### Data excerpts
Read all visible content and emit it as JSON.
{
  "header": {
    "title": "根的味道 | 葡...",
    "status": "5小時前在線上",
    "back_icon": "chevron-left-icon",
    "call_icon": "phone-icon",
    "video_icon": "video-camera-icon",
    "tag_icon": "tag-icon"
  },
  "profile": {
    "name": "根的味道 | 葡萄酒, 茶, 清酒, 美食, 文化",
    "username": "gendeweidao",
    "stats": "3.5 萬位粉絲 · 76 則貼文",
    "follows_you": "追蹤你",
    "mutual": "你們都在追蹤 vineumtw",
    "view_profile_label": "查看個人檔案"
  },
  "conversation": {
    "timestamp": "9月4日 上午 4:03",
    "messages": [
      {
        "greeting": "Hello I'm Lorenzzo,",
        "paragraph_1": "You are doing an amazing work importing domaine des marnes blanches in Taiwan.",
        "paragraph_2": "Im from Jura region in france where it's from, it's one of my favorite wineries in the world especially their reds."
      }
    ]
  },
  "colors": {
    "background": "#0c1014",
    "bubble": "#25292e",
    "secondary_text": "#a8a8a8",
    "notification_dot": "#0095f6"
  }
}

### REQUIRED WORK
The listing above must be transcribed exactly, line by line.

### SOLUTION TO THIS TASK
Read all visible content and emit it as JSON.
{
  "header": {
    "title": "根的味道 | 葡...",
    "status": "5小時前在線上",
    "back_icon": "chevron-left-icon",
    "call_icon": "phone-icon",
    "video_icon": "video-camera-icon",
    "tag_icon": "tag-icon"
  },
  "profile": {
    "name": "根的味道 | 葡萄酒, 茶, 清酒, 美食, 文化",
    "username": "gendeweidao",
    "stats": "3.5 萬位粉絲 · 76 則貼文",
    "follows_you": "追蹤你",
    "mutual": "你們都在追蹤 vineumtw",
    "view_profile_label": "查看個人檔案"
  },
  "conversation": {
    "timestamp": "9月4日 上午 4:03",
    "messages": [
      {
        "greeting": "Hello I'm Lorenzzo,",
        "paragraph_1": "You are doing an amazing work importing domaine des marnes blanches in Taiwan.",
        "paragraph_2": "Im from Jura region in france where it's from, it's one of my favorite wineries in the world especially their reds."
      }
    ]
  },
  "colors": {
    "background": "#0c1014",
    "bubble": "#25292e",
    "secondary_text": "#a8a8a8",
    "notification_dot": "#0095f6"
  }
}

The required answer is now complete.